*What needs to be done*. Pick up the news report on the bombings in Somalia where it ends and keep writing from there.

*Text segment*.

In the Puntland region, bombs exploded minutes apart at two local government intelligence compounds in the city of Bosasso, according to Bile Mohamoud Qabowsade, a senior government advisor.

A woman was killed and seven people were injured, he said.

The culprits were widely believed to be Islamic militants, with the attacks apparently timed to upstage a gathering of Somalia's leaders that ended Wednesday in Nairobi, Kenya.

"It's a clear sign that they wanted to show up the conference," said Rashid Abdi, an analyst at the International Crisis Group, a think tank. "They wanted to show that they are still the power on the ground."

No group claimed responsibility for the bombings, but suspicions immediately fell on an insurgent group known as Shabab, which has been fighting a guerrilla war against Somalia's transitional government and the Ethiopian troops supporting it.

In recent months, Islamic fighters have seized several strategic areas of southern Somalia, including the port city of Kismayo. Shabab's growing influence around the city of Baidoa, home of Somalia's interim parliament, has led some lawmakers to urge relocating the body to Nairobi for security.

Wednesday's bombings, apparently synchronized to occur in the morning, were unusual because of their scale and location. Northern Somalia has been relatively peaceful compared with the restive south.

"If this was Shabab, it shows that they are improving and have become a formidable force, perhaps with logistical support from outside jihadis," Abdi said.

*Stored rows*.
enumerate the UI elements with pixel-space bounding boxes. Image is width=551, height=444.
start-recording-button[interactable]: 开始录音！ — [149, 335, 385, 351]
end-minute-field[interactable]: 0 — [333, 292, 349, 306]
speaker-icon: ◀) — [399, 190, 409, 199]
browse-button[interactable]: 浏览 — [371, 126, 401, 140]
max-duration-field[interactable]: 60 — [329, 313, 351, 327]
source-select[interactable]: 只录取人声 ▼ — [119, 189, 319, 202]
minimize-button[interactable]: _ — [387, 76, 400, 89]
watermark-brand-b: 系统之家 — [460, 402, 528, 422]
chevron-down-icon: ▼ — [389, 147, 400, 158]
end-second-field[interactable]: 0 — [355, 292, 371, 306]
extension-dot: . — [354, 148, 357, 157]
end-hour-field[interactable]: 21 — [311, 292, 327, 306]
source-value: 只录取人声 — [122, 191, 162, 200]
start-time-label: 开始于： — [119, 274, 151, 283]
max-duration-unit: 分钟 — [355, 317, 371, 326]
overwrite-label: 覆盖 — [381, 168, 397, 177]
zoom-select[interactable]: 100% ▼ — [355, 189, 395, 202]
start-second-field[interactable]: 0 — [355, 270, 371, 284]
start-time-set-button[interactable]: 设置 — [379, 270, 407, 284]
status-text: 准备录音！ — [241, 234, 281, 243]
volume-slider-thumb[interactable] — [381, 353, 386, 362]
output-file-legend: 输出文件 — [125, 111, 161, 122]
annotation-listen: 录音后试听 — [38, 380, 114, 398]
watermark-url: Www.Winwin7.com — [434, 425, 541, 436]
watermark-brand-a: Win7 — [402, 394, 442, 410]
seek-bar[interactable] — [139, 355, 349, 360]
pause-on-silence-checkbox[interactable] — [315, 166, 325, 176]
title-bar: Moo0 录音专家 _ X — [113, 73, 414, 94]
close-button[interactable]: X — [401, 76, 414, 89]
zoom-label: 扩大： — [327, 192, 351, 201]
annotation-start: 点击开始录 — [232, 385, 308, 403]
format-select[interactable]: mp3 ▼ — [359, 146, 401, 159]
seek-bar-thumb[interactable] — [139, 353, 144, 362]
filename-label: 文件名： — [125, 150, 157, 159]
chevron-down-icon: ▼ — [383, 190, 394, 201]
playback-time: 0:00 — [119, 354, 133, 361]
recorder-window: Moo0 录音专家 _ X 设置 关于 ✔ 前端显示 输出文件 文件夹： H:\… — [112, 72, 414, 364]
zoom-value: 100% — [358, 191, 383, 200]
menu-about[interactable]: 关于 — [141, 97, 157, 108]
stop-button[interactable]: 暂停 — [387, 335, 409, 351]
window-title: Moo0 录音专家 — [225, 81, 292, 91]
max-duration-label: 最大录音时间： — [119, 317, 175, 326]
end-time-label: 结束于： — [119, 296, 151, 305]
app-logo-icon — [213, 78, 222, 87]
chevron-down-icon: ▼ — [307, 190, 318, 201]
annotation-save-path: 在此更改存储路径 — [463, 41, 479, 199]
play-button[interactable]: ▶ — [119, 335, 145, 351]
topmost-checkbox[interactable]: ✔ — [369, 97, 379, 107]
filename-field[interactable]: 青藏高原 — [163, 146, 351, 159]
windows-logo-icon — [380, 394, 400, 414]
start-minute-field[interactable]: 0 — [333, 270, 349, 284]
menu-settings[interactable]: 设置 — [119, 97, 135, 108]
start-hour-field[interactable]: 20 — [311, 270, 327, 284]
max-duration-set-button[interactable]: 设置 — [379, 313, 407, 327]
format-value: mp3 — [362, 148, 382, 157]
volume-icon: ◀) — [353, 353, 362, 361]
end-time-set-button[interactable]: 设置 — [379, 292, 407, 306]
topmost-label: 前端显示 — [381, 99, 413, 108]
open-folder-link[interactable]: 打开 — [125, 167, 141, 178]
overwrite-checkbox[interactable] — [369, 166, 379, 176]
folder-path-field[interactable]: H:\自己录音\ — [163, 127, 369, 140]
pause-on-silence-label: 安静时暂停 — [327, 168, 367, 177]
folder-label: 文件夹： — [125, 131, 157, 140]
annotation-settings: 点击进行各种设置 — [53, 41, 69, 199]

*Reply*.
Shabab leaders, who have vowed to overthrow Somalia's government and drive out the Ethiopian troops, have voiced their determination in recent months to forge closer ties with Al Qaeda.

U.S. officials, who accuse Shabab of having links to the terrorist network, launched an airstrike this year that killed one of Shabab's top leaders.

Shabab representatives could not be reached for comment Wednesday.

Islamic hard-liners in Somalia have long criticized Somaliland for its close ties to the Ethiopian government. The northern region, which prides itself on its security and democratic progress, has been seeking Ethiopia's help to win international support for its independence bid.

Puntland is the homeland of Somalia's president, Abdullahi Yusuf, who has resisted efforts to incorporate the hard-line Islamists into his administration.

The conference in Kenya this week was intended to finalize a peace deal with one Islamic faction, but analysts doubt the agreement will be enough to restore peace.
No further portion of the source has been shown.